> [Given exercise] Find the line that contains "Output the text content of this document." and print it and every line after it, exactly, please.

> [Raw data]
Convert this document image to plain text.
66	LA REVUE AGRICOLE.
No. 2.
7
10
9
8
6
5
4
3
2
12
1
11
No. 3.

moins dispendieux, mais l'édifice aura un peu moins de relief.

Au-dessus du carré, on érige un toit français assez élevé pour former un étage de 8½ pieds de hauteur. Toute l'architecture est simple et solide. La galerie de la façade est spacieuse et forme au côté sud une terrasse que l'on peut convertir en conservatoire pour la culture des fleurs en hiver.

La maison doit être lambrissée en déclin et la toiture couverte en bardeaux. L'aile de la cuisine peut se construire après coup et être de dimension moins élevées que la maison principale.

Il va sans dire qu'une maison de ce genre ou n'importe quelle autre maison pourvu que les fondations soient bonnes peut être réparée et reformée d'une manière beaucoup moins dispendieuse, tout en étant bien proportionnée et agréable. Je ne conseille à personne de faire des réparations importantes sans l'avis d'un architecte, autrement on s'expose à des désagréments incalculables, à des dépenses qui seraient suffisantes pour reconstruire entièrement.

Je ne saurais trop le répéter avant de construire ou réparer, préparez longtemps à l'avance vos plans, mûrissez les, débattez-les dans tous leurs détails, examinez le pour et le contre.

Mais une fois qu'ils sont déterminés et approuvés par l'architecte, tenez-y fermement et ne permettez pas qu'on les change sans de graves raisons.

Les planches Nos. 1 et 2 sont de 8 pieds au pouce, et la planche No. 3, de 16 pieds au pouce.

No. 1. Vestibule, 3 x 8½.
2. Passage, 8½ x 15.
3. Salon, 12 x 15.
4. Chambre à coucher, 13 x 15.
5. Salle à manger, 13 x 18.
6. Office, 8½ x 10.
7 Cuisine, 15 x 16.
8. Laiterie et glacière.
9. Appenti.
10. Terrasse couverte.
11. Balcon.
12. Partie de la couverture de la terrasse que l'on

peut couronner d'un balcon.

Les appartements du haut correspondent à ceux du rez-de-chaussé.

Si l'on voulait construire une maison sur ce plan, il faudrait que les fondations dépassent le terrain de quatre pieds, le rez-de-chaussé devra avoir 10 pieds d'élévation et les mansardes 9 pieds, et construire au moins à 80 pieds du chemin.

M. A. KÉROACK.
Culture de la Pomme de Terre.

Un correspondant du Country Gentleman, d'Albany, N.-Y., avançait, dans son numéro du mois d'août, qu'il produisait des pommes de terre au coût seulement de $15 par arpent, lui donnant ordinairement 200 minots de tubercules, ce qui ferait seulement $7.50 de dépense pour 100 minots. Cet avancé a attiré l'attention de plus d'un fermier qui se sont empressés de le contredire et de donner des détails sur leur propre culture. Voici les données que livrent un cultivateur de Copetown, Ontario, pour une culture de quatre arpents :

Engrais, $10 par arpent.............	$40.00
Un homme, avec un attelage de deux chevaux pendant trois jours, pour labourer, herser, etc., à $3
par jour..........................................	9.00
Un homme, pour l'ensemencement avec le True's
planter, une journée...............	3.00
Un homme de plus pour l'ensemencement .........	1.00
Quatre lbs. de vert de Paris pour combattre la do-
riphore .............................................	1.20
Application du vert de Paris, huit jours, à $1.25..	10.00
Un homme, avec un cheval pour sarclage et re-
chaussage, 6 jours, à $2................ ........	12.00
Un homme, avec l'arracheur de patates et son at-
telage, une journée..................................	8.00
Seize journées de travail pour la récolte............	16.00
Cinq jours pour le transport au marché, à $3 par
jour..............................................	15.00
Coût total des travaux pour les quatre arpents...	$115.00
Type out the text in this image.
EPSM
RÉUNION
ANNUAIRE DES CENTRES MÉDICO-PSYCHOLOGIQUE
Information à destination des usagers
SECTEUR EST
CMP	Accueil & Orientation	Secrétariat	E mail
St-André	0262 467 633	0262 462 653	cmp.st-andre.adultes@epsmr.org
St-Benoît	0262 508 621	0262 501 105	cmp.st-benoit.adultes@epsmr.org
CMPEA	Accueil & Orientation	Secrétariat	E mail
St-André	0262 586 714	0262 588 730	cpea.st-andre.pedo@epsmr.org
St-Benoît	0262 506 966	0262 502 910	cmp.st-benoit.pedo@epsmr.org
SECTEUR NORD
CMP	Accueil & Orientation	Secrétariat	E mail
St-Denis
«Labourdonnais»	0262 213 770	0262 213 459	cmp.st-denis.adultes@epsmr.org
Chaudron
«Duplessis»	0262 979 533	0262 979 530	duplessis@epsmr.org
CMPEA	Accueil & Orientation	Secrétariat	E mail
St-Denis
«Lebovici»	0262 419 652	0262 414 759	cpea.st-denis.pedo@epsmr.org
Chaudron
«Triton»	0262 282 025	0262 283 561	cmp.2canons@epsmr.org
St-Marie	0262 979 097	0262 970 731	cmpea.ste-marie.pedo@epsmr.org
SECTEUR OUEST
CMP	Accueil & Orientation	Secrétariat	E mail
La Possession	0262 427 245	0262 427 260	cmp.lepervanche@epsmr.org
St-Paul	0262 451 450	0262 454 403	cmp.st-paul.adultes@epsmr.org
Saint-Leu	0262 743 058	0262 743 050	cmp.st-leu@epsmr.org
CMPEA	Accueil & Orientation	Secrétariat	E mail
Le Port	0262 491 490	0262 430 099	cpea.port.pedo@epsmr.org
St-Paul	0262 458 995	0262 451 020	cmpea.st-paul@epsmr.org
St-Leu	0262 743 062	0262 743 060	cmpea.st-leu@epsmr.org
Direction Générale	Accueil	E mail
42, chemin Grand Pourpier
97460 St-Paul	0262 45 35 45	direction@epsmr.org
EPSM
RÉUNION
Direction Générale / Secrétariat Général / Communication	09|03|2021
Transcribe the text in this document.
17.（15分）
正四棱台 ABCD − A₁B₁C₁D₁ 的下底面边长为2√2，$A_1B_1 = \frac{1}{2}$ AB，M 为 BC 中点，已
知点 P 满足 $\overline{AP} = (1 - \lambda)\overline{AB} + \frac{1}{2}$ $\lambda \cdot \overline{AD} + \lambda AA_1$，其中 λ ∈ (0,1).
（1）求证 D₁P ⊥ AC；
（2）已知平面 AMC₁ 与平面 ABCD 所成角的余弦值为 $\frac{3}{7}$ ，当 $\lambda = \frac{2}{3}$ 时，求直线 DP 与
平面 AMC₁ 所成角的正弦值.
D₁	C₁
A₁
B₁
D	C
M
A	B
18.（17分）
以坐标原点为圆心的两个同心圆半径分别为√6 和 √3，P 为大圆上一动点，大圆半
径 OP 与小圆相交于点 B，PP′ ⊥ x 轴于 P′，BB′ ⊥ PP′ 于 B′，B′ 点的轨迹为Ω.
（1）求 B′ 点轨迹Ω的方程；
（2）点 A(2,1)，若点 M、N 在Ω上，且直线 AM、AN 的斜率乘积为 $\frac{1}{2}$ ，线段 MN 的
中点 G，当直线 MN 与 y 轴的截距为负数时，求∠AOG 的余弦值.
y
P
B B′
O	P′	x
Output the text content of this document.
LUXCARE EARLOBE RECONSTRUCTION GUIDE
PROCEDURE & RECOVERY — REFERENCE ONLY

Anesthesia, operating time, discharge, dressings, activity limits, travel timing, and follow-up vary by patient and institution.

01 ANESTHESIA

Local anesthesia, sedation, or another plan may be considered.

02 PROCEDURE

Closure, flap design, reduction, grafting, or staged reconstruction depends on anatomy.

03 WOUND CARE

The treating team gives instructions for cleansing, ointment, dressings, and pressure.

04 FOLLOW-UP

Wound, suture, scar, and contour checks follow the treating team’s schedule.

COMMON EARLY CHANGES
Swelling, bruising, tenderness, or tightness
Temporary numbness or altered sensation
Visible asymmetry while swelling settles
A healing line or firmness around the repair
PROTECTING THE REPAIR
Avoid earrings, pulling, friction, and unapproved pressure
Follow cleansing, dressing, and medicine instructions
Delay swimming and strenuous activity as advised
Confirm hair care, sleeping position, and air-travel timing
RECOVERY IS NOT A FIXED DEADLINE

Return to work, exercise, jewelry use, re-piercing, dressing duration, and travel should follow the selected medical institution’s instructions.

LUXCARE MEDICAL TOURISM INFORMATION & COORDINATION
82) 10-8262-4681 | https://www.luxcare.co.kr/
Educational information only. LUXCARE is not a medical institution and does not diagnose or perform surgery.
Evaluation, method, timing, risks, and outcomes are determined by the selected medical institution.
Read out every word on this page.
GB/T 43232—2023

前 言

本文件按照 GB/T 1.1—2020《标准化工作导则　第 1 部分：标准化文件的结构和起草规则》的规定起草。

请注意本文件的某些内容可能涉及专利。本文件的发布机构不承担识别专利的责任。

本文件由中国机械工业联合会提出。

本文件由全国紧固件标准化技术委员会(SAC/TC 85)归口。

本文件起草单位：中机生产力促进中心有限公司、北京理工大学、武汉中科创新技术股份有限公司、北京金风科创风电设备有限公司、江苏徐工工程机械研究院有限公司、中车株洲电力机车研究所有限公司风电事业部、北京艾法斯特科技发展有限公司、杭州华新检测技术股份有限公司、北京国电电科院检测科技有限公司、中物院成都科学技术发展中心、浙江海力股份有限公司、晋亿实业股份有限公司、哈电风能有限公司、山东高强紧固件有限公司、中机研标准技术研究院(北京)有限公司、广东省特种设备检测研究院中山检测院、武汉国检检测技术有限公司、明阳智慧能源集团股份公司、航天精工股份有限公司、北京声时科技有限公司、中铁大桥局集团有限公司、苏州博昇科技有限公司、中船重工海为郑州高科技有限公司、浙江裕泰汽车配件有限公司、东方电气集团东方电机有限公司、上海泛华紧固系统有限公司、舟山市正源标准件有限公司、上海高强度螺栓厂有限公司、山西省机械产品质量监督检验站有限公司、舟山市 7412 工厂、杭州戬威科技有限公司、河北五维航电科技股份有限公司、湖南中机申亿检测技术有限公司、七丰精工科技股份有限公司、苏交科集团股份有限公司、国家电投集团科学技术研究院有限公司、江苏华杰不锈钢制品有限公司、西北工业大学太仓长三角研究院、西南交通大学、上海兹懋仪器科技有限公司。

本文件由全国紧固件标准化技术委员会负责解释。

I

> [Expected answer]
Output the text content of this document.
LUXCARE EARLOBE RECONSTRUCTION GUIDE
PROCEDURE & RECOVERY — REFERENCE ONLY

Anesthesia, operating time, discharge, dressings, activity limits, travel timing, and follow-up vary by patient and institution.

01 ANESTHESIA

Local anesthesia, sedation, or another plan may be considered.

02 PROCEDURE

Closure, flap design, reduction, grafting, or staged reconstruction depends on anatomy.

03 WOUND CARE

The treating team gives instructions for cleansing, ointment, dressings, and pressure.

04 FOLLOW-UP

Wound, suture, scar, and contour checks follow the treating team’s schedule.

COMMON EARLY CHANGES
Swelling, bruising, tenderness, or tightness
Temporary numbness or altered sensation
Visible asymmetry while swelling settles
A healing line or firmness around the repair
PROTECTING THE REPAIR
Avoid earrings, pulling, friction, and unapproved pressure
Follow cleansing, dressing, and medicine instructions
Delay swimming and strenuous activity as advised
Confirm hair care, sleeping position, and air-travel timing
RECOVERY IS NOT A FIXED DEADLINE

Return to work, exercise, jewelry use, re-piercing, dressing duration, and travel should follow the selected medical institution’s instructions.

LUXCARE MEDICAL TOURISM INFORMATION & COORDINATION
82) 10-8262-4681 | https://www.luxcare.co.kr/
Educational information only. LUXCARE is not a medical institution and does not diagnose or perform surgery.
Evaluation, method, timing, risks, and outcomes are determined by the selected medical institution.
Read out every word on this page.
GB/T 43232—2023

前 言

本文件按照 GB/T 1.1—2020《标准化工作导则　第 1 部分：标准化文件的结构和起草规则》的规定起草。

请注意本文件的某些内容可能涉及专利。本文件的发布机构不承担识别专利的责任。

本文件由中国机械工业联合会提出。

本文件由全国紧固件标准化技术委员会(SAC/TC 85)归口。

本文件起草单位：中机生产力促进中心有限公司、北京理工大学、武汉中科创新技术股份有限公司、北京金风科创风电设备有限公司、江苏徐工工程机械研究院有限公司、中车株洲电力机车研究所有限公司风电事业部、北京艾法斯特科技发展有限公司、杭州华新检测技术股份有限公司、北京国电电科院检测科技有限公司、中物院成都科学技术发展中心、浙江海力股份有限公司、晋亿实业股份有限公司、哈电风能有限公司、山东高强紧固件有限公司、中机研标准技术研究院(北京)有限公司、广东省特种设备检测研究院中山检测院、武汉国检检测技术有限公司、明阳智慧能源集团股份公司、航天精工股份有限公司、北京声时科技有限公司、中铁大桥局集团有限公司、苏州博昇科技有限公司、中船重工海为郑州高科技有限公司、浙江裕泰汽车配件有限公司、东方电气集团东方电机有限公司、上海泛华紧固系统有限公司、舟山市正源标准件有限公司、上海高强度螺栓厂有限公司、山西省机械产品质量监督检验站有限公司、舟山市 7412 工厂、杭州戬威科技有限公司、河北五维航电科技股份有限公司、湖南中机申亿检测技术有限公司、七丰精工科技股份有限公司、苏交科集团股份有限公司、国家电投集团科学技术研究院有限公司、江苏华杰不锈钢制品有限公司、西北工业大学太仓长三角研究院、西南交通大学、上海兹懋仪器科技有限公司。

本文件由全国紧固件标准化技术委员会负责解释。

I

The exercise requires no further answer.